Excerpts from a figure dataset
□ □ □

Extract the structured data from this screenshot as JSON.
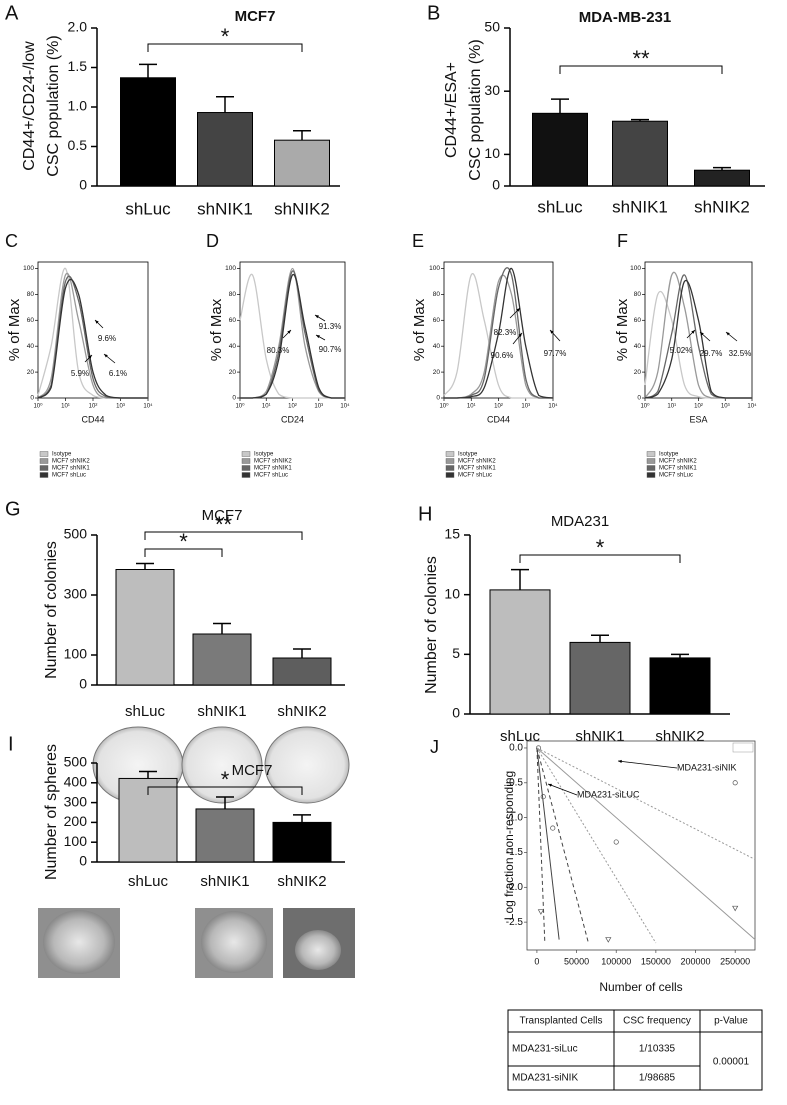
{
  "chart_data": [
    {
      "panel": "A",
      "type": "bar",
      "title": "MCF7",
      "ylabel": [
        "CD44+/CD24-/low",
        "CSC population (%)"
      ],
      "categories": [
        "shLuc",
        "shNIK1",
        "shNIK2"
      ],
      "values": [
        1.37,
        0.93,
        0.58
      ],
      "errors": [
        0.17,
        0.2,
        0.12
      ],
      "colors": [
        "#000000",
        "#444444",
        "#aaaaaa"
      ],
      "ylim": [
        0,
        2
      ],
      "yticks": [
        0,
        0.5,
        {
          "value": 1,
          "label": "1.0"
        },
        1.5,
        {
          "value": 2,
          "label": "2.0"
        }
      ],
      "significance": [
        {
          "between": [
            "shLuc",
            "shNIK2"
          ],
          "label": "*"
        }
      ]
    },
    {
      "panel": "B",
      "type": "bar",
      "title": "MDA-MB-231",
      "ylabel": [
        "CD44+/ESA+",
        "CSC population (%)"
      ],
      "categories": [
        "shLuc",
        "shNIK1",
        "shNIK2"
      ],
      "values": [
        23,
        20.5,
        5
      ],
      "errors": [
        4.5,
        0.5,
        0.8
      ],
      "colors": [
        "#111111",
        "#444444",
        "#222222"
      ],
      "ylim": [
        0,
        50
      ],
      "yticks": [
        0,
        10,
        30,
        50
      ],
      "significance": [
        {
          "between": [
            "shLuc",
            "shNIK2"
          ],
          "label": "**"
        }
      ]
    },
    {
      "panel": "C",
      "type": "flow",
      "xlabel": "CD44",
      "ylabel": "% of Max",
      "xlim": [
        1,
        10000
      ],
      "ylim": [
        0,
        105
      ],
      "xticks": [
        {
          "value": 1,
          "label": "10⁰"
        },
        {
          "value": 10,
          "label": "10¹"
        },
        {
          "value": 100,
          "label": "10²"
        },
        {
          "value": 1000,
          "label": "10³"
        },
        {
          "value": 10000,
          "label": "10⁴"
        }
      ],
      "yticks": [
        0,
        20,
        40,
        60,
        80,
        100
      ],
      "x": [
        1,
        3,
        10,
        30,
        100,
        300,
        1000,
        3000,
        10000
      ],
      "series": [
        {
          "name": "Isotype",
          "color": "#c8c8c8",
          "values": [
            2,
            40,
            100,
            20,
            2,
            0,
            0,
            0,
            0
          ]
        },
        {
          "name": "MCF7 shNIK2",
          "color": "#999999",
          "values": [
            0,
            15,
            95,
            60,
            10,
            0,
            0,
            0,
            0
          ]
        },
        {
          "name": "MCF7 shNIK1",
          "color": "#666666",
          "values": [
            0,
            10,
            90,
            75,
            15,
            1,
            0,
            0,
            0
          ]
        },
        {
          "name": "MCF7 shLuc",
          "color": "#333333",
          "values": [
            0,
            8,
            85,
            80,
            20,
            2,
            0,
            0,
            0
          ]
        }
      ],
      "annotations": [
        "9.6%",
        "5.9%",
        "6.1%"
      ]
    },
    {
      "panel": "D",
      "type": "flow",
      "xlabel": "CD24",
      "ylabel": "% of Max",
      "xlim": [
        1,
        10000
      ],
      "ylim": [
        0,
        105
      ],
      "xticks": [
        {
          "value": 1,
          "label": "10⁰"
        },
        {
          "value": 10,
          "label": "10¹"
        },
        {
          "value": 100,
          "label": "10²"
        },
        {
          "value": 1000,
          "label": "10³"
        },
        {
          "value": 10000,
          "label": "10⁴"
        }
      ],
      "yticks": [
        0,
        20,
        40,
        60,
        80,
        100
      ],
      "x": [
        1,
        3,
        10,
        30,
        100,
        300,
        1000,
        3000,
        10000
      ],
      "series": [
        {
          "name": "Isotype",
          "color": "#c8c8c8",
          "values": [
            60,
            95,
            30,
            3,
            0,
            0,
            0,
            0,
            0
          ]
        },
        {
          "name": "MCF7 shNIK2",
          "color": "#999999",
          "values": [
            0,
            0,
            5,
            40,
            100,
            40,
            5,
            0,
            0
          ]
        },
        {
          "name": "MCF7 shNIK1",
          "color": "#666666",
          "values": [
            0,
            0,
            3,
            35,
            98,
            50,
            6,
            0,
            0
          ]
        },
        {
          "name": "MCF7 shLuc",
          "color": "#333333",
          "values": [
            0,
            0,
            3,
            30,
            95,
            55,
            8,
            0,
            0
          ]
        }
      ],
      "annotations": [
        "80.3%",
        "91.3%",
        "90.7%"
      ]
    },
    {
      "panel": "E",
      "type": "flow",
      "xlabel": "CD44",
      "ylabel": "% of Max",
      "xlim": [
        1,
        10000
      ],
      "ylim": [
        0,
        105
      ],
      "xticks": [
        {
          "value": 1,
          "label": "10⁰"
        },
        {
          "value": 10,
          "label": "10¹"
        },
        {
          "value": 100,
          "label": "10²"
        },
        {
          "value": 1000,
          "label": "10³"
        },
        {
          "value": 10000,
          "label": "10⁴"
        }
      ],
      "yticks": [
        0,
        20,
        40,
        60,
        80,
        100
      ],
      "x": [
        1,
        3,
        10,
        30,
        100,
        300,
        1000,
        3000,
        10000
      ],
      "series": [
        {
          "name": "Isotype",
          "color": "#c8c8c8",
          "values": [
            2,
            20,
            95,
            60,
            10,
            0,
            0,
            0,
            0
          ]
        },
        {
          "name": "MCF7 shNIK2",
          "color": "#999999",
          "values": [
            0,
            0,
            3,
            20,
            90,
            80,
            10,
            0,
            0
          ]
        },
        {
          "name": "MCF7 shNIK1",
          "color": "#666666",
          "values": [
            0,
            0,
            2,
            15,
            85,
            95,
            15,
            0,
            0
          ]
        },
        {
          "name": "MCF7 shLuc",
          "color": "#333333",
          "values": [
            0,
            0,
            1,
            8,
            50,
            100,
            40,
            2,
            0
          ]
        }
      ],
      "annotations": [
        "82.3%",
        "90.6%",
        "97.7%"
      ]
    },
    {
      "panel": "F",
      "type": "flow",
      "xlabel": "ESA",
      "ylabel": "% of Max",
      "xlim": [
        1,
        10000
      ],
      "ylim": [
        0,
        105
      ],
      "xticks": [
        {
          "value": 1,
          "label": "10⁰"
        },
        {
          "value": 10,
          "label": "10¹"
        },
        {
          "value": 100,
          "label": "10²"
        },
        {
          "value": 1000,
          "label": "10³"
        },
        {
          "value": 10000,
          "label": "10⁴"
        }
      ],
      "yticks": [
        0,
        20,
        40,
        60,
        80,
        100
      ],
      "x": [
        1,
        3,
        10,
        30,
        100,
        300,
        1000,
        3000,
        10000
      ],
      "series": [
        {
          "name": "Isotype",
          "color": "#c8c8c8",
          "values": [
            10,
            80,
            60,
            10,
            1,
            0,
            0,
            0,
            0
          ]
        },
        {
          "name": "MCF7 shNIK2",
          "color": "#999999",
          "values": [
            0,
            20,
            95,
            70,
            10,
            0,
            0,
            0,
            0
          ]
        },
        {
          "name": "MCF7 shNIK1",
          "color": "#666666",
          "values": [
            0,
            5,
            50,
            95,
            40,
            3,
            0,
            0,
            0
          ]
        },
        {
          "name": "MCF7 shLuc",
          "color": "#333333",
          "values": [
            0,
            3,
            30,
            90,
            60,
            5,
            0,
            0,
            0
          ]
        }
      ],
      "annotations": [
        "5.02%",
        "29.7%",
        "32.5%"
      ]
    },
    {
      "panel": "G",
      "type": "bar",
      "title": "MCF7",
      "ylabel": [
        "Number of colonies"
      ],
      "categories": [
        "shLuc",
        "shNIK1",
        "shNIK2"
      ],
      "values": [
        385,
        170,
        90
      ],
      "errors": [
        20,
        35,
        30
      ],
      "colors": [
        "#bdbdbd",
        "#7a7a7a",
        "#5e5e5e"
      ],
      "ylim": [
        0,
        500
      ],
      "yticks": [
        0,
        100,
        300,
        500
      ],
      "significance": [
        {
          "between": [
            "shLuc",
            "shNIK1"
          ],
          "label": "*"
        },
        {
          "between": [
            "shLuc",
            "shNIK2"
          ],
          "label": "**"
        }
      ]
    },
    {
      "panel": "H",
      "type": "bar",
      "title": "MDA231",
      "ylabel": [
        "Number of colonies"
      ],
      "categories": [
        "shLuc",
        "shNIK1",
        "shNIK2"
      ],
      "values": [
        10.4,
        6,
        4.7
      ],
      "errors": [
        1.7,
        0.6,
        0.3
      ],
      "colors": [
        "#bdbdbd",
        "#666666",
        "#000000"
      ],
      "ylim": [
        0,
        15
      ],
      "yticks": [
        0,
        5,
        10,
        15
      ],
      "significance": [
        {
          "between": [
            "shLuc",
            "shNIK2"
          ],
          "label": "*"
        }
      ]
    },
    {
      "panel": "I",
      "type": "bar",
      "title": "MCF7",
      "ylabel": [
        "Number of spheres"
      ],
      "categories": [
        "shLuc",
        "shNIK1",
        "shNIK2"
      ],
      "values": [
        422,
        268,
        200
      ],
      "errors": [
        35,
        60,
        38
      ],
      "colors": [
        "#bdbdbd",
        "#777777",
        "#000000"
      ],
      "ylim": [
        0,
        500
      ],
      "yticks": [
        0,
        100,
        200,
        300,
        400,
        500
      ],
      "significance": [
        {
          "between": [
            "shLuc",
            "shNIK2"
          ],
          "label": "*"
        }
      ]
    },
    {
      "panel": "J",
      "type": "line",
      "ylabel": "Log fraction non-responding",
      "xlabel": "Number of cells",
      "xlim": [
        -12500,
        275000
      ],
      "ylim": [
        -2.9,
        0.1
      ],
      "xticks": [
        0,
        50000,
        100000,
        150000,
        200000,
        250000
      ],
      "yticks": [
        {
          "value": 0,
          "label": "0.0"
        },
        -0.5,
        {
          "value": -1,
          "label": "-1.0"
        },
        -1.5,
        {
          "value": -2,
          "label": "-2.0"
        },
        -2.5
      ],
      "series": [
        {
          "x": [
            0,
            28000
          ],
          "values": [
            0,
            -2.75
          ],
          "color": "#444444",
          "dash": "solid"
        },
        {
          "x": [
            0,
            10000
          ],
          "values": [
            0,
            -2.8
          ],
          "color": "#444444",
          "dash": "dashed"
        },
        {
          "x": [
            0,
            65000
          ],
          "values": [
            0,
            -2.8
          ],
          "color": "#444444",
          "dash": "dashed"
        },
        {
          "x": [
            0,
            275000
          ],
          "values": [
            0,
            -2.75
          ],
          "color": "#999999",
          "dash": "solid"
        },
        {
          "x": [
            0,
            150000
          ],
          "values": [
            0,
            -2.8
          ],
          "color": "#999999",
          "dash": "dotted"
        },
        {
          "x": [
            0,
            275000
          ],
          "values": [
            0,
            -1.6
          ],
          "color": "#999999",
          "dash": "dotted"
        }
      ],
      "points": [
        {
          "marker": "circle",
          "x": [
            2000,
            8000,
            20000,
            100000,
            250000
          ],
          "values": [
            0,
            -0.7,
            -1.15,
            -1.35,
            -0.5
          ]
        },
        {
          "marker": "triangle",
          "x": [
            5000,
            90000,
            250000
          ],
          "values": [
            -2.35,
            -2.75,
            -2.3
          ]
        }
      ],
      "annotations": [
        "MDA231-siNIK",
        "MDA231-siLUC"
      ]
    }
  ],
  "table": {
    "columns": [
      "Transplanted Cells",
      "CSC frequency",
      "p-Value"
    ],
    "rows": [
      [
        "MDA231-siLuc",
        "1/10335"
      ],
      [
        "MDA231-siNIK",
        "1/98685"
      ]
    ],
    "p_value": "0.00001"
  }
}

□ □ □

Go through the data and gather every line that holds "panel".

### EXPECTED ANSWER
      "panel": "A",
      "panel": "B",
      "panel": "C",
      "panel": "D",
      "panel": "E",
      "panel": "F",
      "panel": "G",
      "panel": "H",
      "panel": "I",
      "panel": "J",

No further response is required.